__THE REQUEST__
The exercise asks for every line of the data to be reproduced exactly.

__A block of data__

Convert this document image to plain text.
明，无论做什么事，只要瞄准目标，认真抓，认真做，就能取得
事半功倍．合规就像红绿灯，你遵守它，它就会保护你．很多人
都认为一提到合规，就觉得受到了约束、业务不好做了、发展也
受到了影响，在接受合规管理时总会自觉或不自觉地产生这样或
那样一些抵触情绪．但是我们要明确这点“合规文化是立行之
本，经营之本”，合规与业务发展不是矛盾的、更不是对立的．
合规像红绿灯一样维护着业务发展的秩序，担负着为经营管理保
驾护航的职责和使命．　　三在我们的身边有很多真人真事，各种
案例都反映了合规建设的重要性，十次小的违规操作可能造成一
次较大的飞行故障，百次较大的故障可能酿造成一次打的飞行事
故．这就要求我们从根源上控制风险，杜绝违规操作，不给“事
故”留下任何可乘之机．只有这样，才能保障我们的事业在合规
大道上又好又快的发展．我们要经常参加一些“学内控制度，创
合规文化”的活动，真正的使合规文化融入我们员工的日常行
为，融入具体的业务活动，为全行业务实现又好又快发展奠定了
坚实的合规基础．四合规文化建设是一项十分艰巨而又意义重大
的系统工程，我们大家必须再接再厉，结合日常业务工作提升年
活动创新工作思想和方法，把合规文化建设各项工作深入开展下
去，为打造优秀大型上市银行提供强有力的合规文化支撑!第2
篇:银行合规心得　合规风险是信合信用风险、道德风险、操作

__TASK RESPONSE__
Convert this document image to plain text.
明，无论做什么事，只要瞄准目标，认真抓，认真做，就能取得
事半功倍．合规就像红绿灯，你遵守它，它就会保护你．很多人
都认为一提到合规，就觉得受到了约束、业务不好做了、发展也
受到了影响，在接受合规管理时总会自觉或不自觉地产生这样或
那样一些抵触情绪．但是我们要明确这点“合规文化是立行之
本，经营之本”，合规与业务发展不是矛盾的、更不是对立的．
合规像红绿灯一样维护着业务发展的秩序，担负着为经营管理保
驾护航的职责和使命．　　三在我们的身边有很多真人真事，各种
案例都反映了合规建设的重要性，十次小的违规操作可能造成一
次较大的飞行故障，百次较大的故障可能酿造成一次打的飞行事
故．这就要求我们从根源上控制风险，杜绝违规操作，不给“事
故”留下任何可乘之机．只有这样，才能保障我们的事业在合规
大道上又好又快的发展．我们要经常参加一些“学内控制度，创
合规文化”的活动，真正的使合规文化融入我们员工的日常行
为，融入具体的业务活动，为全行业务实现又好又快发展奠定了
坚实的合规基础．四合规文化建设是一项十分艰巨而又意义重大
的系统工程，我们大家必须再接再厉，结合日常业务工作提升年
活动创新工作思想和方法，把合规文化建设各项工作深入开展下
去，为打造优秀大型上市银行提供强有力的合规文化支撑!第2
篇:银行合规心得　合规风险是信合信用风险、道德风险、操作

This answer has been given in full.